_DATASET RECORDS_:
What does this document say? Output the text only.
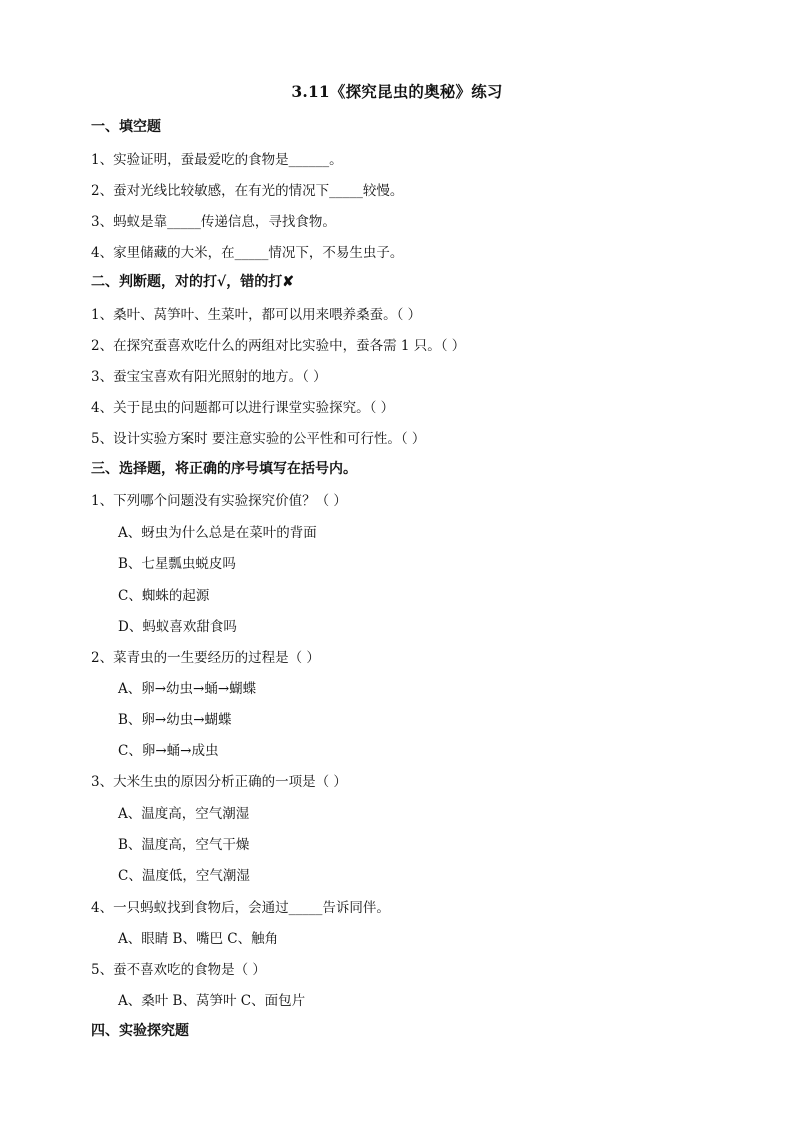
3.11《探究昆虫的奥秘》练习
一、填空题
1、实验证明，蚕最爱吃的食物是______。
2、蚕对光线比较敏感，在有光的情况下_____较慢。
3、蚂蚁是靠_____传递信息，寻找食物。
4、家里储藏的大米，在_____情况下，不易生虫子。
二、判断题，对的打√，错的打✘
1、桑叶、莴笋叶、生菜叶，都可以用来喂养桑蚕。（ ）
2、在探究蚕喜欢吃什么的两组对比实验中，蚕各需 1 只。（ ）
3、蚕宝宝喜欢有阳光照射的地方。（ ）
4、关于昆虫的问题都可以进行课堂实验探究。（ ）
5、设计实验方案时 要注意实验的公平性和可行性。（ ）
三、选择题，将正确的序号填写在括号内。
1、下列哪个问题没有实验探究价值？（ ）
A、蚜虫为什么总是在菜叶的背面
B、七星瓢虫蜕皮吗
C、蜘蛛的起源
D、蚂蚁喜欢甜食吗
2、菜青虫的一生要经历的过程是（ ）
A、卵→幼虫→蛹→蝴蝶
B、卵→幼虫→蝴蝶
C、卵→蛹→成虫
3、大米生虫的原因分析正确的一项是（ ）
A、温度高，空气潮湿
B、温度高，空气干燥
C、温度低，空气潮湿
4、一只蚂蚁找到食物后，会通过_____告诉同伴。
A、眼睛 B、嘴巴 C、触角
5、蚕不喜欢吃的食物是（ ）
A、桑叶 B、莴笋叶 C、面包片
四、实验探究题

_WRITTEN INSTRUCTION_:
Every entry must be transcribed exactly. Pictures do not belong in the copy.

_RIGHT ANSWER_:
What does this document say? Output the text only.
3.11《探究昆虫的奥秘》练习
一、填空题
1、实验证明，蚕最爱吃的食物是______。
2、蚕对光线比较敏感，在有光的情况下_____较慢。
3、蚂蚁是靠_____传递信息，寻找食物。
4、家里储藏的大米，在_____情况下，不易生虫子。
二、判断题，对的打√，错的打✘
1、桑叶、莴笋叶、生菜叶，都可以用来喂养桑蚕。（ ）
2、在探究蚕喜欢吃什么的两组对比实验中，蚕各需 1 只。（ ）
3、蚕宝宝喜欢有阳光照射的地方。（ ）
4、关于昆虫的问题都可以进行课堂实验探究。（ ）
5、设计实验方案时 要注意实验的公平性和可行性。（ ）
三、选择题，将正确的序号填写在括号内。
1、下列哪个问题没有实验探究价值？（ ）
A、蚜虫为什么总是在菜叶的背面
B、七星瓢虫蜕皮吗
C、蜘蛛的起源
D、蚂蚁喜欢甜食吗
2、菜青虫的一生要经历的过程是（ ）
A、卵→幼虫→蛹→蝴蝶
B、卵→幼虫→蝴蝶
C、卵→蛹→成虫
3、大米生虫的原因分析正确的一项是（ ）
A、温度高，空气潮湿
B、温度高，空气干燥
C、温度低，空气潮湿
4、一只蚂蚁找到食物后，会通过_____告诉同伴。
A、眼睛 B、嘴巴 C、触角
5、蚕不喜欢吃的食物是（ ）
A、桑叶 B、莴笋叶 C、面包片
四、实验探究题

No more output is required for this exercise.